(Stored records)
[START]

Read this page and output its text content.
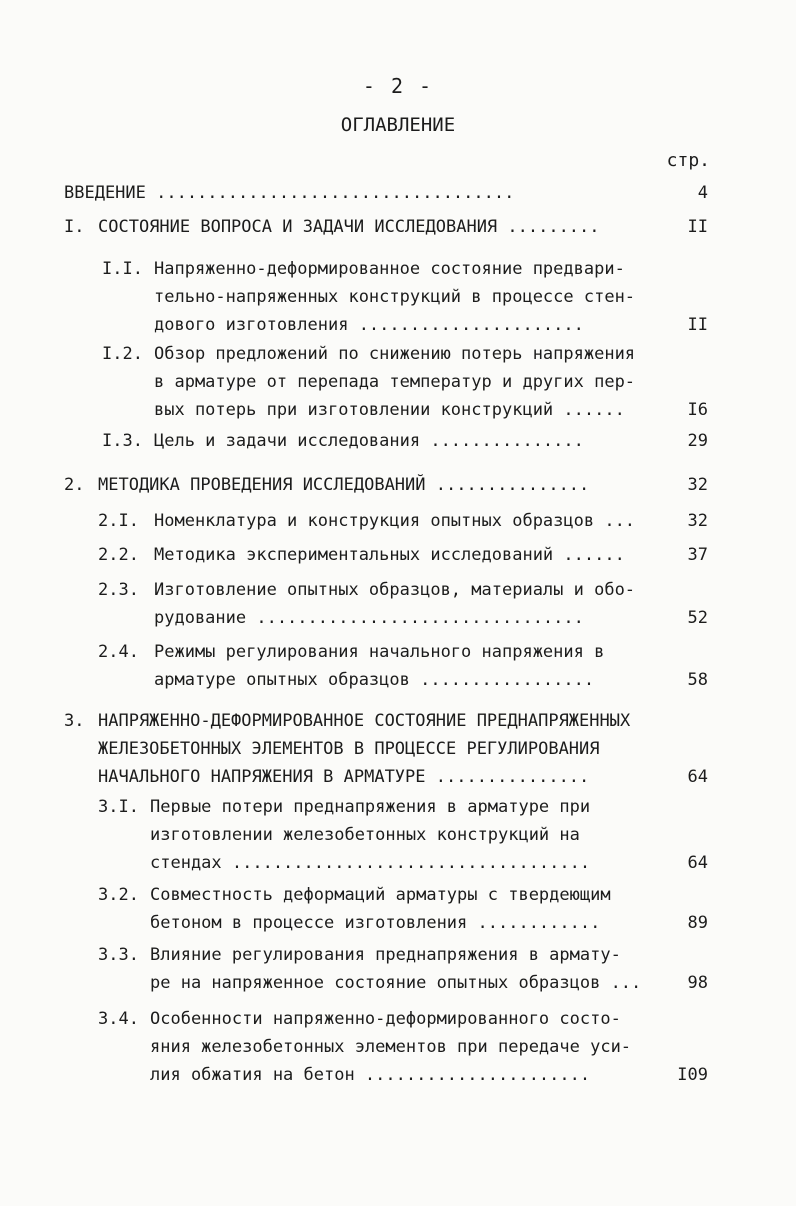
- 2 -
ОГЛАВЛЕНИЕ
стр.
ВВЕДЕНИЕ ...................................	4
I. СОСТОЯНИЕ ВОПРОСА И ЗАДАЧИ ИССЛЕДОВАНИЯ .........	II
I.I. Напряженно-деформированное состояние предвари-
тельно-напряженных конструкций в процессе стен-
дового изготовления ......................	II
I.2. Обзор предложений по снижению потерь напряжения
в арматуре от перепада температур и других пер-
вых потерь при изготовлении конструкций ......	I6
I.3. Цель и задачи исследования ...............	29
2. МЕТОДИКА ПРОВЕДЕНИЯ ИССЛЕДОВАНИЙ ...............	32
2.I. Номенклатура и конструкция опытных образцов ...	32
2.2. Методика экспериментальных исследований ......	37
2.3. Изготовление опытных образцов, материалы и обо-
рудование ................................	52
2.4. Режимы регулирования начального напряжения в
арматуре опытных образцов .................	58
3. НАПРЯЖЕННО-ДЕФОРМИРОВАННОЕ СОСТОЯНИЕ ПРЕДНАПРЯЖЕННЫХ
ЖЕЛЕЗОБЕТОННЫХ ЭЛЕМЕНТОВ В ПРОЦЕССЕ РЕГУЛИРОВАНИЯ
НАЧАЛЬНОГО НАПРЯЖЕНИЯ В АРМАТУРЕ ...............	64
3.I. Первые потери преднапряжения в арматуре при
изготовлении железобетонных конструкций на
стендах ...................................	64
3.2. Совместность деформаций арматуры с твердеющим
бетоном в процессе изготовления ............	89
3.3. Влияние регулирования преднапряжения в армату-
ре на напряженное состояние опытных образцов ...	98
3.4. Особенности напряженно-деформированного состо-
яния железобетонных элементов при передаче уси-
лия обжатия на бетон ......................	I09
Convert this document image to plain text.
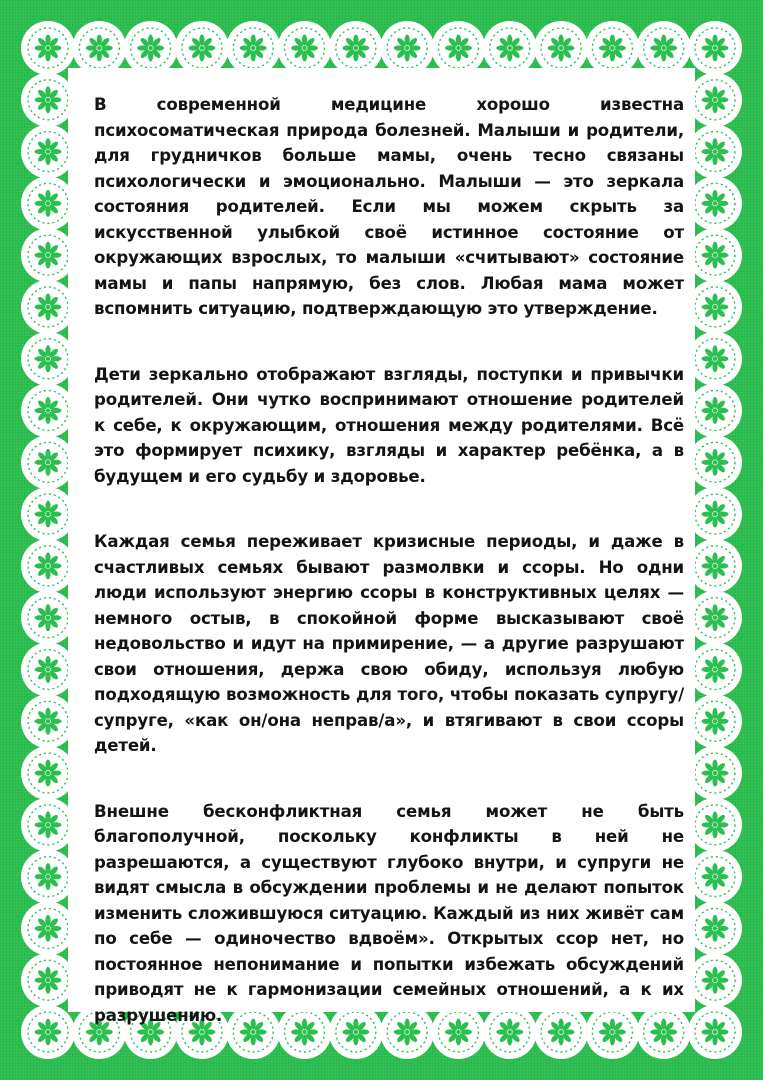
В современной медицине хорошо известна психосоматическая природа болезней. Малыши и родители, для грудничков больше мамы, очень тесно связаны психологически и эмоционально. Малыши — это зеркала состояния родителей. Если мы можем скрыть за искусственной улыбкой своё истинное состояние от окружающих взрослых, то малыши «считывают» состояние мамы и папы напрямую, без слов. Любая мама может вспомнить ситуацию, подтверждающую это утверждение.

Дети зеркально отображают взгляды, поступки и привычки родителей. Они чутко воспринимают отношение родителей к себе, к окружающим, отношения между родителями. Всё это формирует психику, взгляды и характер ребёнка, а в будущем и его судьбу и здоровье.

Каждая семья переживает кризисные периоды, и даже в счастливых семьях бывают размолвки и ссоры. Но одни люди используют энергию ссоры в конструктивных целях — немного остыв, в спокойной форме высказывают своё недовольство и идут на примирение, — а другие разрушают свои отношения, держа свою обиду, используя любую подходящую возможность для того, чтобы показать супругу/супруге, «как он/она неправ/а», и втягивают в свои ссоры детей.

Внешне бесконфликтная семья может не быть благополучной, поскольку конфликты в ней не разрешаются, а существуют глубоко внутри, и супруги не видят смысла в обсуждении проблемы и не делают попыток изменить сложившуюся ситуацию. Каждый из них живёт сам по себе — одиночество вдвоём». Открытых ссор нет, но постоянное непонимание и попытки избежать обсуждений приводят не к гармонизации семейных отношений, а к их разрушению.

[END]

Pictures are to be left out; repeat all the remaining data exactly.

> Exercise result
Read this page and output its text content.
- 2 -
ОГЛАВЛЕНИЕ
стр.
ВВЕДЕНИЕ ...................................	4
I. СОСТОЯНИЕ ВОПРОСА И ЗАДАЧИ ИССЛЕДОВАНИЯ .........	II
I.I. Напряженно-деформированное состояние предвари-
тельно-напряженных конструкций в процессе стен-
дового изготовления ......................	II
I.2. Обзор предложений по снижению потерь напряжения
в арматуре от перепада температур и других пер-
вых потерь при изготовлении конструкций ......	I6
I.3. Цель и задачи исследования ...............	29
2. МЕТОДИКА ПРОВЕДЕНИЯ ИССЛЕДОВАНИЙ ...............	32
2.I. Номенклатура и конструкция опытных образцов ...	32
2.2. Методика экспериментальных исследований ......	37
2.3. Изготовление опытных образцов, материалы и обо-
рудование ................................	52
2.4. Режимы регулирования начального напряжения в
арматуре опытных образцов .................	58
3. НАПРЯЖЕННО-ДЕФОРМИРОВАННОЕ СОСТОЯНИЕ ПРЕДНАПРЯЖЕННЫХ
ЖЕЛЕЗОБЕТОННЫХ ЭЛЕМЕНТОВ В ПРОЦЕССЕ РЕГУЛИРОВАНИЯ
НАЧАЛЬНОГО НАПРЯЖЕНИЯ В АРМАТУРЕ ...............	64
3.I. Первые потери преднапряжения в арматуре при
изготовлении железобетонных конструкций на
стендах ...................................	64
3.2. Совместность деформаций арматуры с твердеющим
бетоном в процессе изготовления ............	89
3.3. Влияние регулирования преднапряжения в армату-
ре на напряженное состояние опытных образцов ...	98
3.4. Особенности напряженно-деформированного состо-
яния железобетонных элементов при передаче уси-
лия обжатия на бетон ......................	I09
Convert this document image to plain text.
В современной медицине хорошо известна психосоматическая природа болезней. Малыши и родители, для грудничков больше мамы, очень тесно связаны психологически и эмоционально. Малыши — это зеркала состояния родителей. Если мы можем скрыть за искусственной улыбкой своё истинное состояние от окружающих взрослых, то малыши «считывают» состояние мамы и папы напрямую, без слов. Любая мама может вспомнить ситуацию, подтверждающую это утверждение.

Дети зеркально отображают взгляды, поступки и привычки родителей. Они чутко воспринимают отношение родителей к себе, к окружающим, отношения между родителями. Всё это формирует психику, взгляды и характер ребёнка, а в будущем и его судьбу и здоровье.

Каждая семья переживает кризисные периоды, и даже в счастливых семьях бывают размолвки и ссоры. Но одни люди используют энергию ссоры в конструктивных целях — немного остыв, в спокойной форме высказывают своё недовольство и идут на примирение, — а другие разрушают свои отношения, держа свою обиду, используя любую подходящую возможность для того, чтобы показать супругу/супруге, «как он/она неправ/а», и втягивают в свои ссоры детей.

Внешне бесконфликтная семья может не быть благополучной, поскольку конфликты в ней не разрешаются, а существуют глубоко внутри, и супруги не видят смысла в обсуждении проблемы и не делают попыток изменить сложившуюся ситуацию. Каждый из них живёт сам по себе — одиночество вдвоём». Открытых ссор нет, но постоянное непонимание и попытки избежать обсуждений приводят не к гармонизации семейных отношений, а к их разрушению.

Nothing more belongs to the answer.